Exercise:
Track down every line below that holds "Catalytic" and copy it.

Listing:
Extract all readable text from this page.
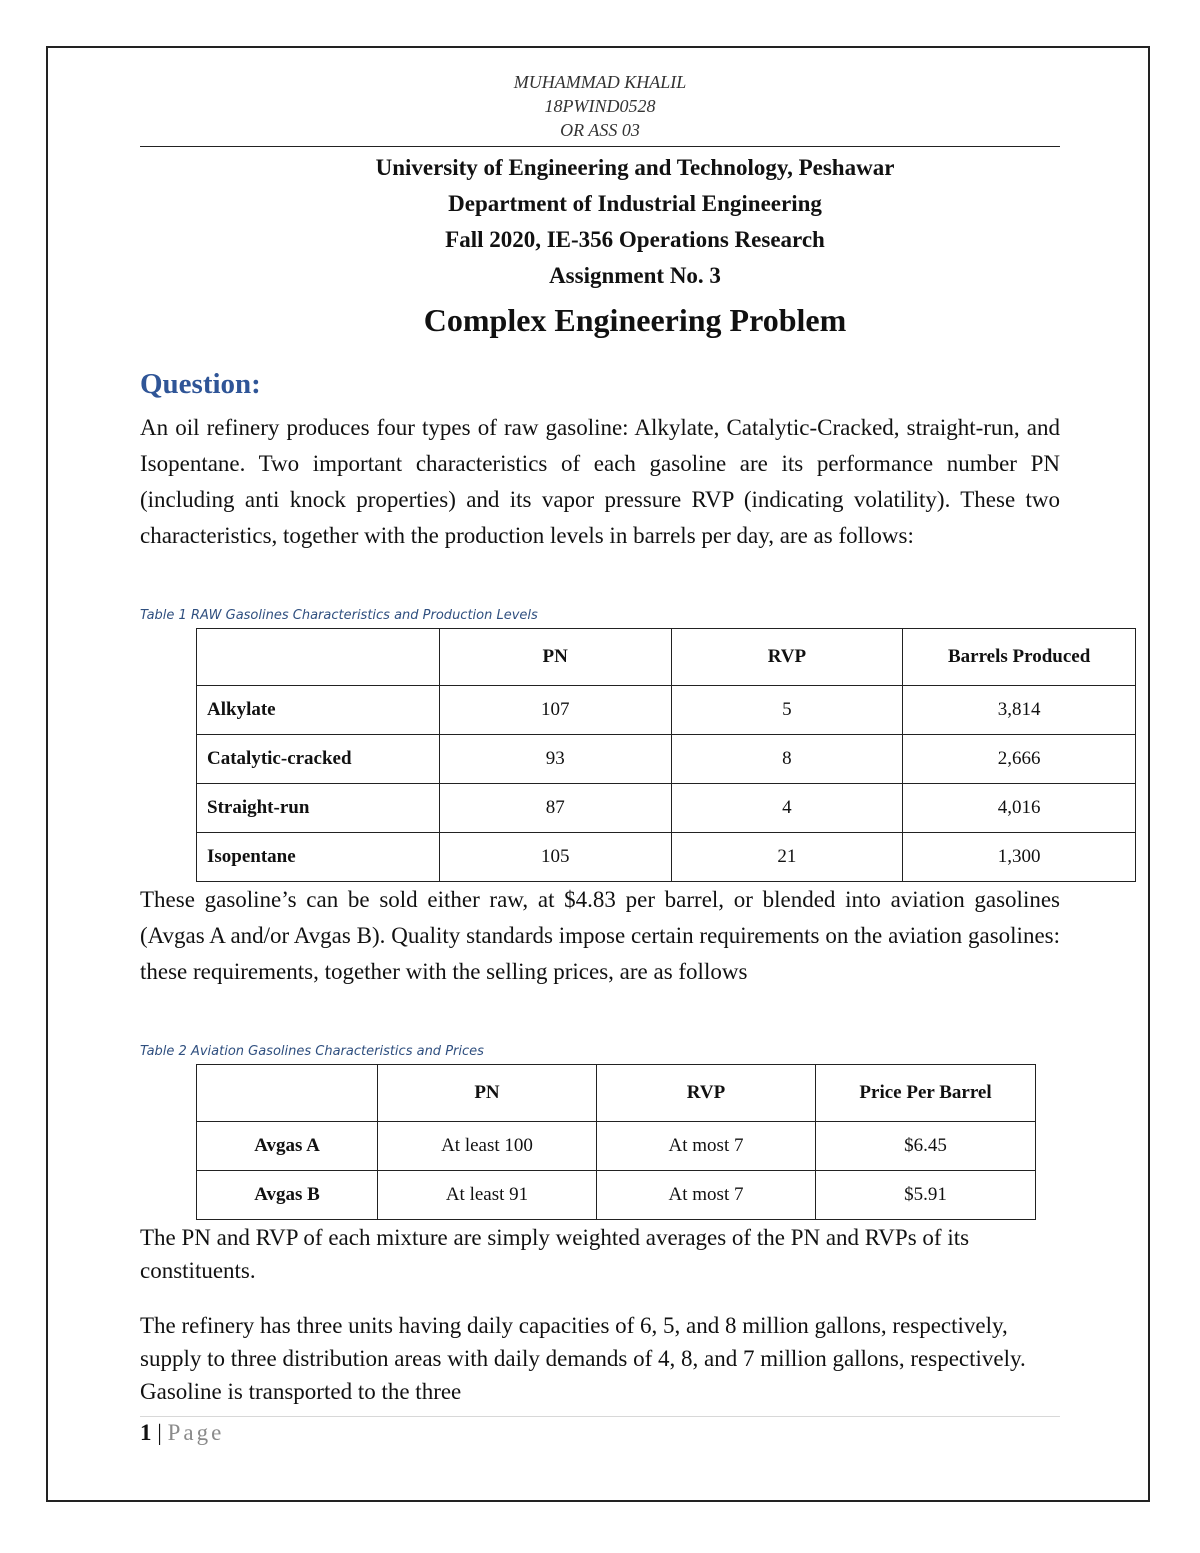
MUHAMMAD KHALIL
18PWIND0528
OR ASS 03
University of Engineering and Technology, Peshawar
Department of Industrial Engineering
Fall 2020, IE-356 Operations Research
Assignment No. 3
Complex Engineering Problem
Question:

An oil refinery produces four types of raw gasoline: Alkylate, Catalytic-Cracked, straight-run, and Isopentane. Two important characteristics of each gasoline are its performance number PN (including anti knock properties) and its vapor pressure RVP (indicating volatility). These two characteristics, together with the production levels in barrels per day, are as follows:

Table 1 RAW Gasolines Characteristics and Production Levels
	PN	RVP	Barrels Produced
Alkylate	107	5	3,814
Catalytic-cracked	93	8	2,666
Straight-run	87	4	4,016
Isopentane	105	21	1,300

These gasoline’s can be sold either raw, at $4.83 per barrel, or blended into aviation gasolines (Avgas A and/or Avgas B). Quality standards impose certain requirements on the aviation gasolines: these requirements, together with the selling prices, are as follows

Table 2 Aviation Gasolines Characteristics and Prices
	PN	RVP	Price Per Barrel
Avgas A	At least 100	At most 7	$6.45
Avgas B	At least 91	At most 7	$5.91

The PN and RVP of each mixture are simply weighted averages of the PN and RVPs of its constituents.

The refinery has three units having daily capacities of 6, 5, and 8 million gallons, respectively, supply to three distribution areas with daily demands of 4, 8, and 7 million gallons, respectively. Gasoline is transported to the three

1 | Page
...
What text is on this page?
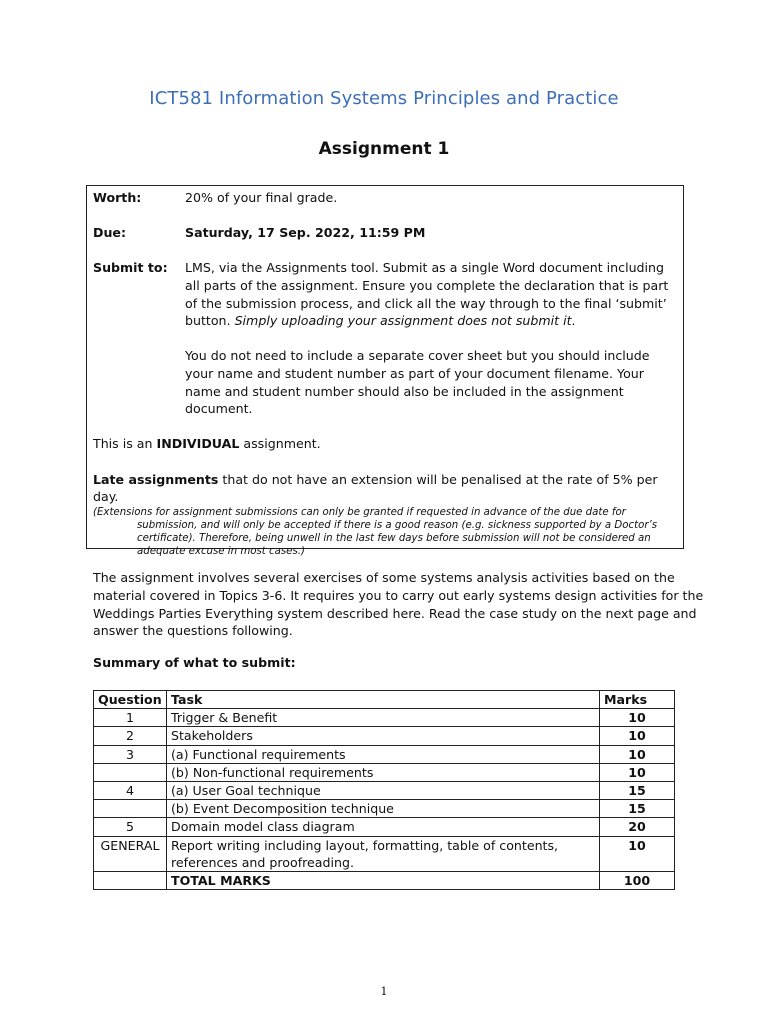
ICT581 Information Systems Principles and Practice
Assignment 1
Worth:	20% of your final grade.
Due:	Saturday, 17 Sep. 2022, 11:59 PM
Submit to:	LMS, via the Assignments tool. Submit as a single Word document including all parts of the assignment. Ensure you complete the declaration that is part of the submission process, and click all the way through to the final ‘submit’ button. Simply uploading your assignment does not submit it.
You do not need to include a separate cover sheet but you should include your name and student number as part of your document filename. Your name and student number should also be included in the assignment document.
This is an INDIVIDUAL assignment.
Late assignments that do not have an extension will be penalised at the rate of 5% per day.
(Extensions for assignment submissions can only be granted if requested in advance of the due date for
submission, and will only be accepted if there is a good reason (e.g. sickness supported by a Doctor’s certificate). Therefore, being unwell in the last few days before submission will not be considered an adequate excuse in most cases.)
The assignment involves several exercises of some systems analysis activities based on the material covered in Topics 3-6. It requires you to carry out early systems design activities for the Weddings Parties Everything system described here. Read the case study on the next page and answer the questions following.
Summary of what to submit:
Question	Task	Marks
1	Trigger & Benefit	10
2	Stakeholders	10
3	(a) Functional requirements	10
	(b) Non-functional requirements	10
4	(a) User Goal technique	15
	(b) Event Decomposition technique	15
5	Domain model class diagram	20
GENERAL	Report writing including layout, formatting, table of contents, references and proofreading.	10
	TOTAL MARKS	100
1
* * *
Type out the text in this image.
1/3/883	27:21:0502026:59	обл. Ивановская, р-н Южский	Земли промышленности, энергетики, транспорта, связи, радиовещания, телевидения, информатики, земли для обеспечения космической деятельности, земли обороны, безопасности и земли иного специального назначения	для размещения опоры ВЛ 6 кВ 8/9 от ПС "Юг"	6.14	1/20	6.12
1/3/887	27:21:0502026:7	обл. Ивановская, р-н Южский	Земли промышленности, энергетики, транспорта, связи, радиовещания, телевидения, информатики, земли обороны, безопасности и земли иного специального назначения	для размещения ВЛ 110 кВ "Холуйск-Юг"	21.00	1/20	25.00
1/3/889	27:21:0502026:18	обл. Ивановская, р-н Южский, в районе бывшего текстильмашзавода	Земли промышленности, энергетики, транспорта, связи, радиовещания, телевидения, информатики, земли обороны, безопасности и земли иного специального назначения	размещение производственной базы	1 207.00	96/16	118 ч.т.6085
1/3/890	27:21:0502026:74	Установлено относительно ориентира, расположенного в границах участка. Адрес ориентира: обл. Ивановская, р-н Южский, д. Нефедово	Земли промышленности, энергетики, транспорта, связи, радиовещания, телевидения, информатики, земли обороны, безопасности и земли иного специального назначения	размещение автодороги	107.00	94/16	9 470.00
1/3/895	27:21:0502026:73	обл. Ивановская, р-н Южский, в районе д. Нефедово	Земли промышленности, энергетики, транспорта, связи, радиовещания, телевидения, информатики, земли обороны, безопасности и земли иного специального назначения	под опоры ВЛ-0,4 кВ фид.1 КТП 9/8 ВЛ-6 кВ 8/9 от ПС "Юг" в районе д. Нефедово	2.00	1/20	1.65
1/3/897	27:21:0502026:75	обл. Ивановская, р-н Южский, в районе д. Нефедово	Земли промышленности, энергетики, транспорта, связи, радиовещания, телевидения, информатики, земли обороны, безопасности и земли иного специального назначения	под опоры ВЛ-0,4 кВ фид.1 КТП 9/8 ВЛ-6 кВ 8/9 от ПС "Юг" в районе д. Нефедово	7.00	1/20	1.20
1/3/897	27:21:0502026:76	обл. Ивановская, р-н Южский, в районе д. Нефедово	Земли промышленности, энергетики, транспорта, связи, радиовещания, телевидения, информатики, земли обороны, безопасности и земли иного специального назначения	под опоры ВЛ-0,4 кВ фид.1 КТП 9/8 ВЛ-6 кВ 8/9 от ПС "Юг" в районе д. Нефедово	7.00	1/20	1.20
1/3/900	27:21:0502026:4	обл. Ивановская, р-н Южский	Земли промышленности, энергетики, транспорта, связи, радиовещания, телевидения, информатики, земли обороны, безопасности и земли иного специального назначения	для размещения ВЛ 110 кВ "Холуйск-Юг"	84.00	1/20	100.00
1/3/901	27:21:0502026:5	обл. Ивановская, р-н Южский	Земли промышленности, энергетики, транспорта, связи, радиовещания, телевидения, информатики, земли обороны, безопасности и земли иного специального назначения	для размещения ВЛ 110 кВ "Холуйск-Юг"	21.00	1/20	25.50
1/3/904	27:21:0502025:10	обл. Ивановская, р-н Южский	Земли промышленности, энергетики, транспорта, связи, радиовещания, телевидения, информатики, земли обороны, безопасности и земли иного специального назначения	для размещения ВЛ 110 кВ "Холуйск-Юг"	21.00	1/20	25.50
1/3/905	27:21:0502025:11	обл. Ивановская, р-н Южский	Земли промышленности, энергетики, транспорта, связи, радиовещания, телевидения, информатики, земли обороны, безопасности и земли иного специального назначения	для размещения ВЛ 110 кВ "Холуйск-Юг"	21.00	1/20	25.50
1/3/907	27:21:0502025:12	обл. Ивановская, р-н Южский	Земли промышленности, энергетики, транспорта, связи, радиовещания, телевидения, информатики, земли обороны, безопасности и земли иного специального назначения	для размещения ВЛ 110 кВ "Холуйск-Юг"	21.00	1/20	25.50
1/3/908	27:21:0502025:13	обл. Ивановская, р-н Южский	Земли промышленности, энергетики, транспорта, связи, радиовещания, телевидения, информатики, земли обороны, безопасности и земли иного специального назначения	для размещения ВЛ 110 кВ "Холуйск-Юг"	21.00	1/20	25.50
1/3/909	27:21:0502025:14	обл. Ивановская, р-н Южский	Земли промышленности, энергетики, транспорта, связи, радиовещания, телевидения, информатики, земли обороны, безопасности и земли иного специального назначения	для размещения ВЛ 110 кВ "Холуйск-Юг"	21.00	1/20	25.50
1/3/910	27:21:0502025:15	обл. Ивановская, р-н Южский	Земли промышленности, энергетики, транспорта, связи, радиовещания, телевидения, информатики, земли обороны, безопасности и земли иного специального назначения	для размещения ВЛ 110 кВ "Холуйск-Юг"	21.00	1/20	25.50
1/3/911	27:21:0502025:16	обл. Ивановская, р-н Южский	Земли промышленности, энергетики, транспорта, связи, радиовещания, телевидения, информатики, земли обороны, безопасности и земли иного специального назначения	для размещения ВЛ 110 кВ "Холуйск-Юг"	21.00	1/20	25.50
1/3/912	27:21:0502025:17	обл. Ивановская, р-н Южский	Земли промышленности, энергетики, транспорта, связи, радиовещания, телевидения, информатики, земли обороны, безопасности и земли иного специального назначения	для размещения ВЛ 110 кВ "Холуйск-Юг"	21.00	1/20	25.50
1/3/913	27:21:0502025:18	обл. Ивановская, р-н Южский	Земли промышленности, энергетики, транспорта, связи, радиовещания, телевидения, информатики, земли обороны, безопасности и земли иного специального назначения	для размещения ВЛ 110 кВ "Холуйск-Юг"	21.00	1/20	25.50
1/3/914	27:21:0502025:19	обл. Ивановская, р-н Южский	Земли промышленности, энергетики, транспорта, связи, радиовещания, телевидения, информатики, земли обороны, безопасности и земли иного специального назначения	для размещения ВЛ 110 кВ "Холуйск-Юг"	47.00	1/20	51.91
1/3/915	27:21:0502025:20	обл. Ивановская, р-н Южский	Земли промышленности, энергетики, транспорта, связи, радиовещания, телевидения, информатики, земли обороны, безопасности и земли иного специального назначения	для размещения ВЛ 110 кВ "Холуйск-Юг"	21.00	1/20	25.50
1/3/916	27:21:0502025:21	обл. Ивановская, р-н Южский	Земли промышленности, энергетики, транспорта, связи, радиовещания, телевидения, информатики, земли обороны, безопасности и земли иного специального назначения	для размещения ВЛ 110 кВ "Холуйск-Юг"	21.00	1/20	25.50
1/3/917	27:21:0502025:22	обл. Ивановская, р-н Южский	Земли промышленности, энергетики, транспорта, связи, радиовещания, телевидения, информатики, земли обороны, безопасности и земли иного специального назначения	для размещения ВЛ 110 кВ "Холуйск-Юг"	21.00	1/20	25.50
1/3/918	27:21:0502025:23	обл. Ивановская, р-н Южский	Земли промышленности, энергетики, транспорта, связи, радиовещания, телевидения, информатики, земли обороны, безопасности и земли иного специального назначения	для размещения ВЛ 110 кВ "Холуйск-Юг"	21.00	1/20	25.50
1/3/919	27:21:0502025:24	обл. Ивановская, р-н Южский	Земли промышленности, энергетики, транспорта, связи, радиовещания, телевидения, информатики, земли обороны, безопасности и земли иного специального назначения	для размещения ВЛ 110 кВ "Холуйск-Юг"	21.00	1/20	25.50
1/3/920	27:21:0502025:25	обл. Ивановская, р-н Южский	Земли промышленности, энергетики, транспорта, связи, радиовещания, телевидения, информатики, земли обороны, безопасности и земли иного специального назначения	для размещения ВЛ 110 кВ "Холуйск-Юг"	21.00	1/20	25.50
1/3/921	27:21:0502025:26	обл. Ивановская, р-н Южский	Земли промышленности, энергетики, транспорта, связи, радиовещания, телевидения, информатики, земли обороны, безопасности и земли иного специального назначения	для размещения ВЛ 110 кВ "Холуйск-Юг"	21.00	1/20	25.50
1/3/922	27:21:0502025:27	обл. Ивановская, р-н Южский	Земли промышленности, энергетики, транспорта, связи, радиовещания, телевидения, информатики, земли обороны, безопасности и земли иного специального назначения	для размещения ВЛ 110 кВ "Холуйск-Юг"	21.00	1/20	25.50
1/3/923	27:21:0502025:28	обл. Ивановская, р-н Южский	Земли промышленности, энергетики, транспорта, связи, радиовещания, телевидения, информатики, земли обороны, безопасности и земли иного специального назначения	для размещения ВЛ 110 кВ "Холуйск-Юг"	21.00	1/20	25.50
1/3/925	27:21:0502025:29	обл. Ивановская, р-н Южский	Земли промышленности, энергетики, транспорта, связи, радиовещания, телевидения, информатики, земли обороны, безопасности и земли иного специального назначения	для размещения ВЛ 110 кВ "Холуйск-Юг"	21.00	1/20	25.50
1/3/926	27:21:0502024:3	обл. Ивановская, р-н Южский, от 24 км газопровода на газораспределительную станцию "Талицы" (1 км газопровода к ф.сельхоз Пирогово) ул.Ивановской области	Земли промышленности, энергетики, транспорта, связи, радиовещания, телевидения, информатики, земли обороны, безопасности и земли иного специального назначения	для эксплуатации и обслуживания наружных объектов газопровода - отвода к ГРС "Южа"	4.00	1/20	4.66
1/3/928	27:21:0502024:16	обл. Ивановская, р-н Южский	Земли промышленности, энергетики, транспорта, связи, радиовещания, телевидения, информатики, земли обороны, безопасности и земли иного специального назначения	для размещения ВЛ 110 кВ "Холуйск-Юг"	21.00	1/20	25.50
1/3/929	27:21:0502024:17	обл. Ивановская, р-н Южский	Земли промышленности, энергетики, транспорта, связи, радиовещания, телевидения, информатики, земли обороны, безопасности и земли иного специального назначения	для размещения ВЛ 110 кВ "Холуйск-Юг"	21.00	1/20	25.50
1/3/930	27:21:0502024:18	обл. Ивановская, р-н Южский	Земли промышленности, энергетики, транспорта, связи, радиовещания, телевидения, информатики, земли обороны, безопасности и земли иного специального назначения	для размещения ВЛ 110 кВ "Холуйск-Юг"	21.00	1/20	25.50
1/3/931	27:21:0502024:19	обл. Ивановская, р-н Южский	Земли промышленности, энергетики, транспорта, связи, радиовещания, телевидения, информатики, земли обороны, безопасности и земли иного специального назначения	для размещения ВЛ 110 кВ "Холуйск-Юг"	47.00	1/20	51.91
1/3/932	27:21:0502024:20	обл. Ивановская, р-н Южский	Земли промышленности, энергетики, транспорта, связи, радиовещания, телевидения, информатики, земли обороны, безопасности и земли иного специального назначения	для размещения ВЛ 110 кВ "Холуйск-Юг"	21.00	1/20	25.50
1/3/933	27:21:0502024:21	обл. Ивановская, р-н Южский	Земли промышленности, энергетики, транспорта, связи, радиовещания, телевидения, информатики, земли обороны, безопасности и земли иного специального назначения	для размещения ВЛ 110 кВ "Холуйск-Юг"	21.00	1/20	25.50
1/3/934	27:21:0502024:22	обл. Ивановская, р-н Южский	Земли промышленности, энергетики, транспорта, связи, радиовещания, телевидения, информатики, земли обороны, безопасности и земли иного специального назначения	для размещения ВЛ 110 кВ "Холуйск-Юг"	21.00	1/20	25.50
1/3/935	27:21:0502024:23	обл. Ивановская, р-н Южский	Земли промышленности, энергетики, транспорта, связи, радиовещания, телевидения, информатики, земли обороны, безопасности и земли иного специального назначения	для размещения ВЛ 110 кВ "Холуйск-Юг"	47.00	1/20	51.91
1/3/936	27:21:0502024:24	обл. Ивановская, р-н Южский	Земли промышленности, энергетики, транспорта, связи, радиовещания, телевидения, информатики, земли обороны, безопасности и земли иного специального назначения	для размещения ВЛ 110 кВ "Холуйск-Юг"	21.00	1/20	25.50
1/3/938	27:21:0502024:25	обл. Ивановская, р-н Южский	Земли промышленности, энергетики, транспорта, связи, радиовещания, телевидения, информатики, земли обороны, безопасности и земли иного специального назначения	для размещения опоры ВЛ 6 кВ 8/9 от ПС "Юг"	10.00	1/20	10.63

The completed task:
An oil refinery produces four types of raw gasoline: Alkylate, Catalytic-Cracked, straight-run, and Isopentane. Two important characteristics of each gasoline are its performance number PN (including anti knock properties) and its vapor pressure RVP (indicating volatility). These two characteristics, together with the production levels in barrels per day, are as follows:
Catalytic-cracked	93	8	2,666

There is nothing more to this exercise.